## Set problem
Type out all the records word for word. Any pictures are to be left out.

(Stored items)
◆ ◆ ◆ ◆ ◆ ◆ ◆

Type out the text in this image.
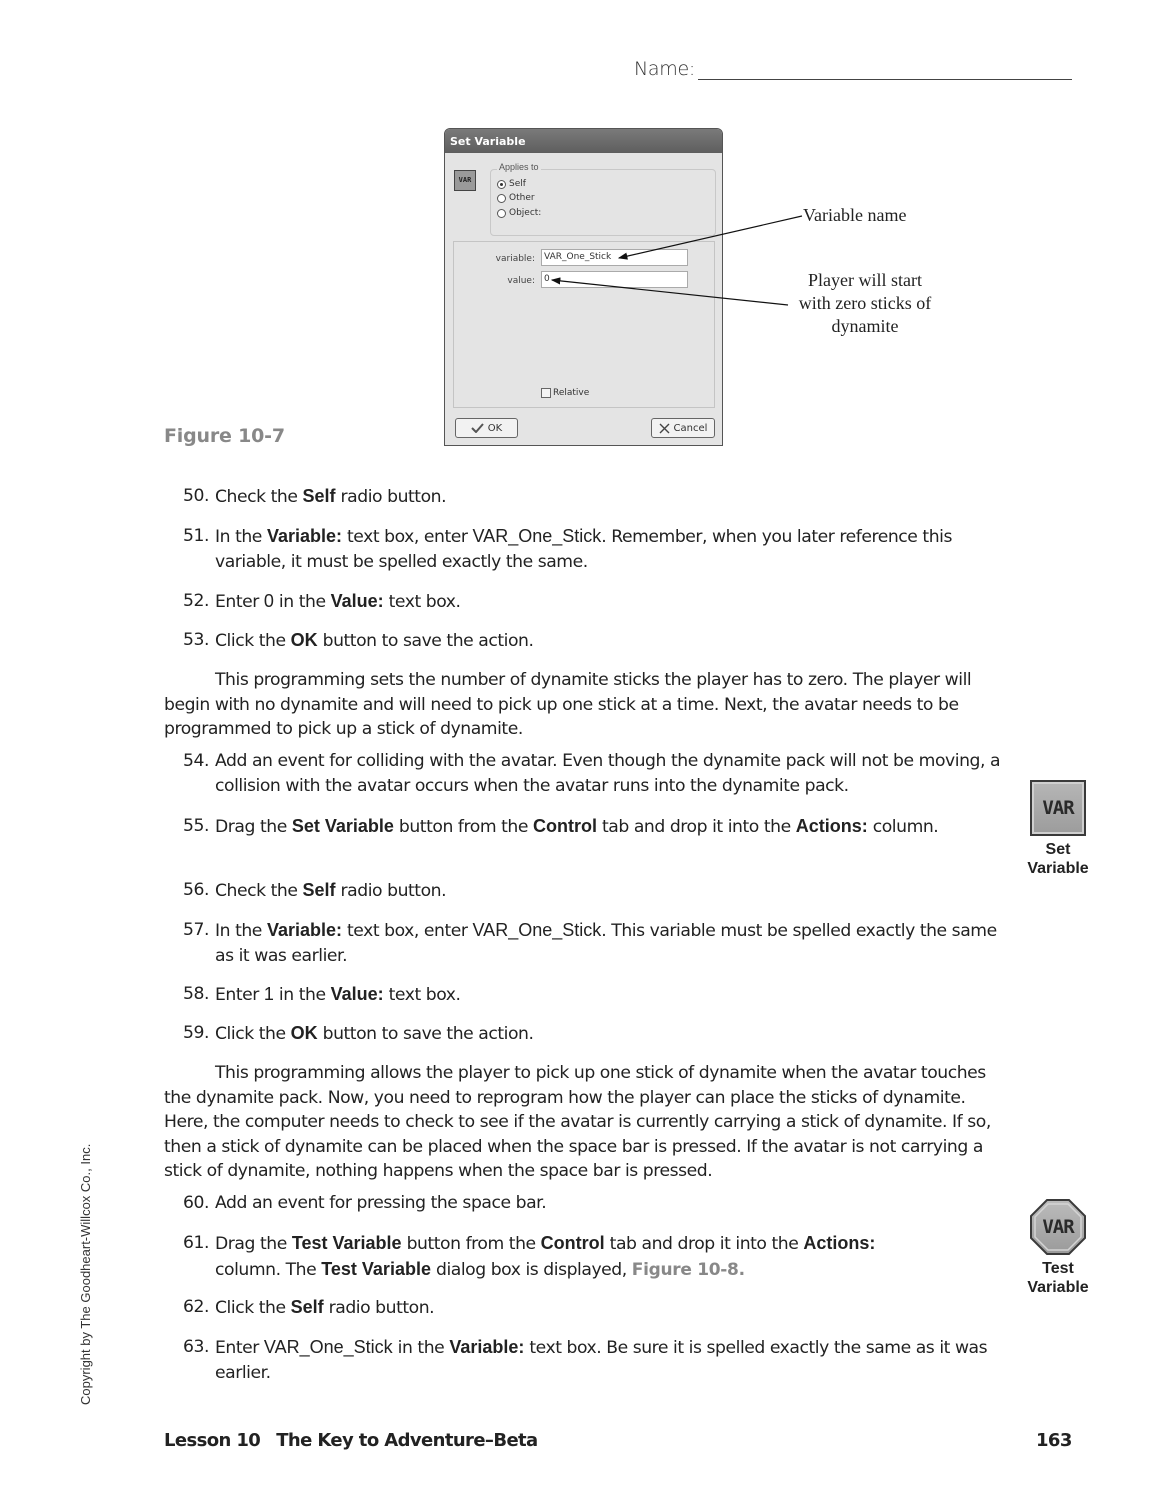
Name:
Set Variable
VAR
Applies to
Self
Other
Object:
variable:	VAR_One_Stick
value:	0
Relative
OK	Cancel
Variable name
Player will start
with zero sticks of
dynamite
Figure 10-7
50. Check the Self radio button.
51. In the Variable: text box, enter VAR_One_Stick. Remember, when you later reference this variable, it must be spelled exactly the same.
52. Enter 0 in the Value: text box.
53. Click the OK button to save the action.
This programming sets the number of dynamite sticks the player has to zero. The player will begin with no dynamite and will need to pick up one stick at a time. Next, the avatar needs to be programmed to pick up a stick of dynamite.
54. Add an event for colliding with the avatar. Even though the dynamite pack will not be moving, a collision with the avatar occurs when the avatar runs into the dynamite pack.
55. Drag the Set Variable button from the Control tab and drop it into the Actions: column.
56. Check the Self radio button.
57. In the Variable: text box, enter VAR_One_Stick. This variable must be spelled exactly the same as it was earlier.
58. Enter 1 in the Value: text box.
59. Click the OK button to save the action.
This programming allows the player to pick up one stick of dynamite when the avatar touches the dynamite pack. Now, you need to reprogram how the player can place the sticks of dynamite. Here, the computer needs to check to see if the avatar is currently carrying a stick of dynamite. If so, then a stick of dynamite can be placed when the space bar is pressed. If the avatar is not carrying a stick of dynamite, nothing happens when the space bar is pressed.
60. Add an event for pressing the space bar.
61. Drag the Test Variable button from the Control tab and drop it into the Actions: column. The Test Variable dialog box is displayed, Figure 10-8.
62. Click the Self radio button.
63. Enter VAR_One_Stick in the Variable: text box. Be sure it is spelled exactly the same as it was earlier.
VAR
Set
Variable
VAR
Test
Variable
Copyright by The Goodheart-Willcox Co., Inc.
Lesson 10 The Key to Adventure–Beta	163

◆ ◆ ◆ ◆ ◆ ◆ ◆

## Finished task
Type out the text in this image.
Name:
Set Variable
VAR
Applies to
Self
Other
Object:
variable:	VAR_One_Stick
value:	0
Relative
OK	Cancel
Variable name
Player will start
with zero sticks of
dynamite
Figure 10-7
50. Check the Self radio button.
51. In the Variable: text box, enter VAR_One_Stick. Remember, when you later reference this variable, it must be spelled exactly the same.
52. Enter 0 in the Value: text box.
53. Click the OK button to save the action.
This programming sets the number of dynamite sticks the player has to zero. The player will begin with no dynamite and will need to pick up one stick at a time. Next, the avatar needs to be programmed to pick up a stick of dynamite.
54. Add an event for colliding with the avatar. Even though the dynamite pack will not be moving, a collision with the avatar occurs when the avatar runs into the dynamite pack.
55. Drag the Set Variable button from the Control tab and drop it into the Actions: column.
56. Check the Self radio button.
57. In the Variable: text box, enter VAR_One_Stick. This variable must be spelled exactly the same as it was earlier.
58. Enter 1 in the Value: text box.
59. Click the OK button to save the action.
This programming allows the player to pick up one stick of dynamite when the avatar touches the dynamite pack. Now, you need to reprogram how the player can place the sticks of dynamite. Here, the computer needs to check to see if the avatar is currently carrying a stick of dynamite. If so, then a stick of dynamite can be placed when the space bar is pressed. If the avatar is not carrying a stick of dynamite, nothing happens when the space bar is pressed.
60. Add an event for pressing the space bar.
61. Drag the Test Variable button from the Control tab and drop it into the Actions: column. The Test Variable dialog box is displayed, Figure 10-8.
62. Click the Self radio button.
63. Enter VAR_One_Stick in the Variable: text box. Be sure it is spelled exactly the same as it was earlier.
VAR
Set
Variable
VAR
Test
Variable
Copyright by The Goodheart-Willcox Co., Inc.
Lesson 10 The Key to Adventure–Beta	163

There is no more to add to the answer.